• _Exercise_:
Restate all of the entries exactly, dropping any pictures they hold.

• _Task input_:
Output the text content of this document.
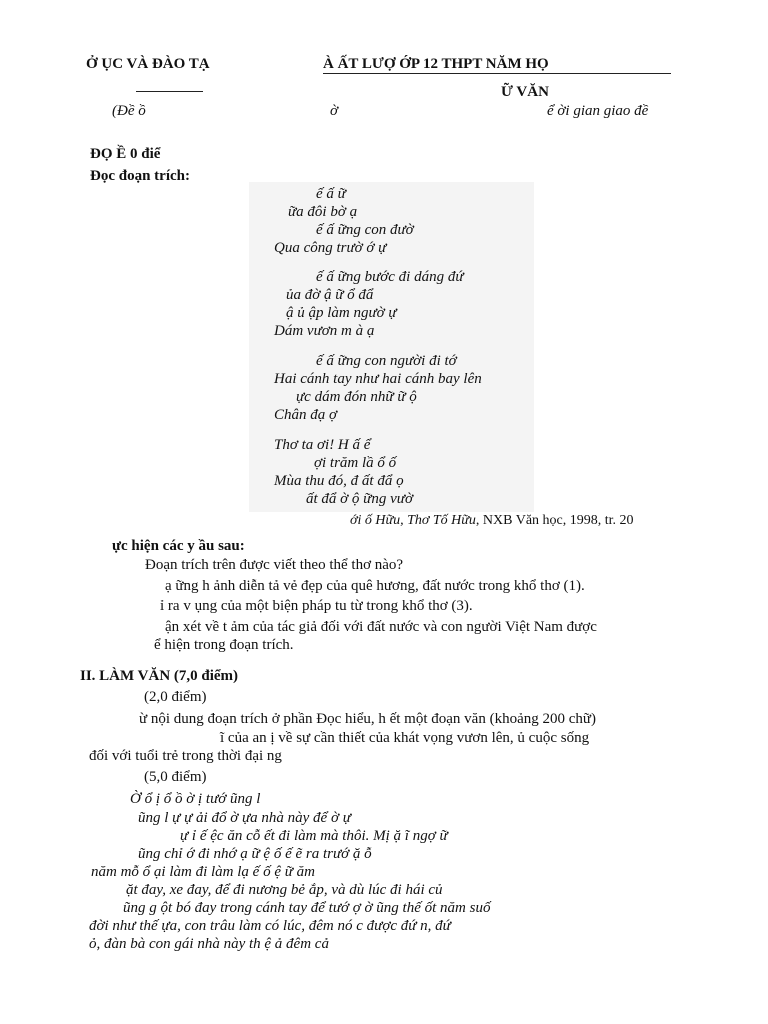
Ở ỤC VÀ ĐÀO TẠ	À ẤT LƯỢ ỚP 12 THPT NĂM HỌ
Ữ VĂN
(Đề ồ	ờ	ể ời gian giao đề
ĐỌ Ề 0 điể
Đọc đoạn trích:
ế ấ ữ
ữa đôi bờ ạ
ế ấ ững con đườ
Qua công trườ ớ ự
ế ấ ững bước đi dáng đứ
ủa đờ ậ ữ ổ đẩ
ậ ủ ập làm ngườ ự
Dám vươn m à ạ
ế ấ ững con người đi tớ
Hai cánh tay như hai cánh bay lên
ực dám đón nhữ ữ ộ
Chân đạ ợ
Thơ ta ơi! H ấ ể
ợi trăm lầ ổ ố
Mùa thu đó, đ ất đẩ ọ
ất đẩ ờ ộ ững vườ
ới ố Hữu, Thơ Tố Hữu, NXB Văn học, 1998, tr. 20
ực hiện các y ầu sau:
Đoạn trích trên được viết theo thể thơ nào?
ạ ững h ảnh diễn tả vẻ đẹp của quê hương, đất nước trong khổ thơ (1).
ỉ ra v ụng của một biện pháp tu từ trong khổ thơ (3).
ận xét về t ảm của tác giả đối với đất nước và con người Việt Nam được
ể hiện trong đoạn trích.
II. LÀM VĂN (7,0 điểm)
(2,0 điểm)
ừ nội dung đoạn trích ở phần Đọc hiểu, h ết một đoạn văn (khoảng 200 chữ)
ĩ của an ị về sự cần thiết của khát vọng vươn lên, ủ cuộc sống
đối với tuổi trẻ trong thời đại ng
(5,0 điểm)
Ờ ổ ị ổ ồ ờ ị tướ ũng l
ũng l ự ự ải đổ ờ ựa nhà này để ờ ự
ự ỉ ế ệc ăn cỗ ết đi làm mà thôi. Mị ặ ĩ ngợ ữ
ũng chỉ ớ đi nhớ ạ ữ ệ ố ế ẽ ra trướ ặ ỗ
năm mỗ ổ ại làm đi làm lạ ế ố ệ ữ ăm
ặt đay, xe đay, để đi nương bẻ ắp, và dù lúc đi hái củ
ũng g ột bó đay trong cánh tay để tướ ợ ờ ũng thế ốt năm suố
đời như thế ựa, con trâu làm có lúc, đêm nó c được đứ n, đứ
ỏ, đàn bà con gái nhà này th ệ ả đêm cả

• _Exercise response_:
Output the text content of this document.
Ở ỤC VÀ ĐÀO TẠ	À ẤT LƯỢ ỚP 12 THPT NĂM HỌ
Ữ VĂN
(Đề ồ	ờ	ể ời gian giao đề
ĐỌ Ề 0 điể
Đọc đoạn trích:
ế ấ ữ
ữa đôi bờ ạ
ế ấ ững con đườ
Qua công trườ ớ ự
ế ấ ững bước đi dáng đứ
ủa đờ ậ ữ ổ đẩ
ậ ủ ập làm ngườ ự
Dám vươn m à ạ
ế ấ ững con người đi tớ
Hai cánh tay như hai cánh bay lên
ực dám đón nhữ ữ ộ
Chân đạ ợ
Thơ ta ơi! H ấ ể
ợi trăm lầ ổ ố
Mùa thu đó, đ ất đẩ ọ
ất đẩ ờ ộ ững vườ
ới ố Hữu, Thơ Tố Hữu, NXB Văn học, 1998, tr. 20
ực hiện các y ầu sau:
Đoạn trích trên được viết theo thể thơ nào?
ạ ững h ảnh diễn tả vẻ đẹp của quê hương, đất nước trong khổ thơ (1).
ỉ ra v ụng của một biện pháp tu từ trong khổ thơ (3).
ận xét về t ảm của tác giả đối với đất nước và con người Việt Nam được
ể hiện trong đoạn trích.
II. LÀM VĂN (7,0 điểm)
(2,0 điểm)
ừ nội dung đoạn trích ở phần Đọc hiểu, h ết một đoạn văn (khoảng 200 chữ)
ĩ của an ị về sự cần thiết của khát vọng vươn lên, ủ cuộc sống
đối với tuổi trẻ trong thời đại ng
(5,0 điểm)
Ờ ổ ị ổ ồ ờ ị tướ ũng l
ũng l ự ự ải đổ ờ ựa nhà này để ờ ự
ự ỉ ế ệc ăn cỗ ết đi làm mà thôi. Mị ặ ĩ ngợ ữ
ũng chỉ ớ đi nhớ ạ ữ ệ ố ế ẽ ra trướ ặ ỗ
năm mỗ ổ ại làm đi làm lạ ế ố ệ ữ ăm
ặt đay, xe đay, để đi nương bẻ ắp, và dù lúc đi hái củ
ũng g ột bó đay trong cánh tay để tướ ợ ờ ũng thế ốt năm suố
đời như thế ựa, con trâu làm có lúc, đêm nó c được đứ n, đứ
ỏ, đàn bà con gái nhà này th ệ ả đêm cả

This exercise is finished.